> **Materials provided**
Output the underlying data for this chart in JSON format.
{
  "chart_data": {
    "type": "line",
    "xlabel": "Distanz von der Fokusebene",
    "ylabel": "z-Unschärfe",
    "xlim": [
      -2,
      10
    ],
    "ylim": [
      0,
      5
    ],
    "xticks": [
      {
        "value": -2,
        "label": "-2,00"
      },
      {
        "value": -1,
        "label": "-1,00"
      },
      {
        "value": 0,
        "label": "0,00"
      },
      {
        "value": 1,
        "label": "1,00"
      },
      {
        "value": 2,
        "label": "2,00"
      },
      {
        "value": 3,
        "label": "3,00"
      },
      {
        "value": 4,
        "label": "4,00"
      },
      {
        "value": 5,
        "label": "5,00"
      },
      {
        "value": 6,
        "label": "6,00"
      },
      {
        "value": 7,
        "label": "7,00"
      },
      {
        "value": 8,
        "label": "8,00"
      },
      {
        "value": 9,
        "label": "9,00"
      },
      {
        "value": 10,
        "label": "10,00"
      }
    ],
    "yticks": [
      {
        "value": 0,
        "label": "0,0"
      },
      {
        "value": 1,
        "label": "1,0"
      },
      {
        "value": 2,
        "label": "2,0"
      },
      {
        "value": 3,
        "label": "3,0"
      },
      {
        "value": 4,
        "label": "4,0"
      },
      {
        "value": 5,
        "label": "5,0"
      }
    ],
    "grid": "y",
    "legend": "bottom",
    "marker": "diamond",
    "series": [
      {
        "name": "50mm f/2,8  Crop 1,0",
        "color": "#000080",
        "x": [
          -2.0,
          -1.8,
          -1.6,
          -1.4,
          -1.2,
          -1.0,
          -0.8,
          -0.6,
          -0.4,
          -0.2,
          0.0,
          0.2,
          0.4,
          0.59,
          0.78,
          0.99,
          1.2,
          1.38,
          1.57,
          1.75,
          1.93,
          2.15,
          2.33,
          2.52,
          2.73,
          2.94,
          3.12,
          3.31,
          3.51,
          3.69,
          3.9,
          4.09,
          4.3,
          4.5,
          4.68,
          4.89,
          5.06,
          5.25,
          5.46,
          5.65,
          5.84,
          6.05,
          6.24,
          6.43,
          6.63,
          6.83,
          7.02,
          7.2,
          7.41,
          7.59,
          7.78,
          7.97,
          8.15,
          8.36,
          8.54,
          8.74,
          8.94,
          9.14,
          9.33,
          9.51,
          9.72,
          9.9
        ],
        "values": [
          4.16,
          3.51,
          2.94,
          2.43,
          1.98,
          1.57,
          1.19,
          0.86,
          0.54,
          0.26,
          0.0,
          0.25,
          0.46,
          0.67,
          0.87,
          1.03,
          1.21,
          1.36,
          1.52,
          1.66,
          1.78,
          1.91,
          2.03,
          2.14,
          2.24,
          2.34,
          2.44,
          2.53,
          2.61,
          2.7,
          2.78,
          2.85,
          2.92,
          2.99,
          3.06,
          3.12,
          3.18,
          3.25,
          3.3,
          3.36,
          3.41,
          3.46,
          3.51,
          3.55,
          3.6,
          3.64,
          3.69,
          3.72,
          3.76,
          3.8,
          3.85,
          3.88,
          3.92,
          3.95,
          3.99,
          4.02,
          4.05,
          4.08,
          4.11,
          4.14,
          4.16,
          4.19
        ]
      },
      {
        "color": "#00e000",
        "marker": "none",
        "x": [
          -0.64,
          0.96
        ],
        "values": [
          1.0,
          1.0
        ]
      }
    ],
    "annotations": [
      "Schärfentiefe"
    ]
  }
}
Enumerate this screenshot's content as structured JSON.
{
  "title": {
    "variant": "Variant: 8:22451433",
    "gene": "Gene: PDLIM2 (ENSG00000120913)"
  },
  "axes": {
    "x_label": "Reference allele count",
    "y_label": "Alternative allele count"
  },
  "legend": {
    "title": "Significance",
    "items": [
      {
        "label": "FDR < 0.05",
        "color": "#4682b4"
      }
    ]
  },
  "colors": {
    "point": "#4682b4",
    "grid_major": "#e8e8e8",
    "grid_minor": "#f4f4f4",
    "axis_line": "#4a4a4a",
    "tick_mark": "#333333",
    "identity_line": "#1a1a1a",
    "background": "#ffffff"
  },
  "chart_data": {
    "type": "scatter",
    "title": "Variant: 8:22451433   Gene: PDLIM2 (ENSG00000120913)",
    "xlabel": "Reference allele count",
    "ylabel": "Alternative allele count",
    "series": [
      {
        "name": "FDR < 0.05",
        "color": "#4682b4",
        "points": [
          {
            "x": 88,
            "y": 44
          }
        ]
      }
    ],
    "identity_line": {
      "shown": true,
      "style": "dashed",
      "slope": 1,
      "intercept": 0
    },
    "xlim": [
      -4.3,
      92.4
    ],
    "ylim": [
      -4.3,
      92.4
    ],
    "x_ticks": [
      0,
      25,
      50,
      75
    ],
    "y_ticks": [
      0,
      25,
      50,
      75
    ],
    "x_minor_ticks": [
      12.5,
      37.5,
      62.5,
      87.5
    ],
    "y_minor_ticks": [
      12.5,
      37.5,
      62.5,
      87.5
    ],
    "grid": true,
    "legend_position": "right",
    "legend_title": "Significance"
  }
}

> **Given request**
Each line with the string "Significance" in it needs to be found and copied.

> **Finished task**
    "title": "Significance",
    "legend_title": "Significance"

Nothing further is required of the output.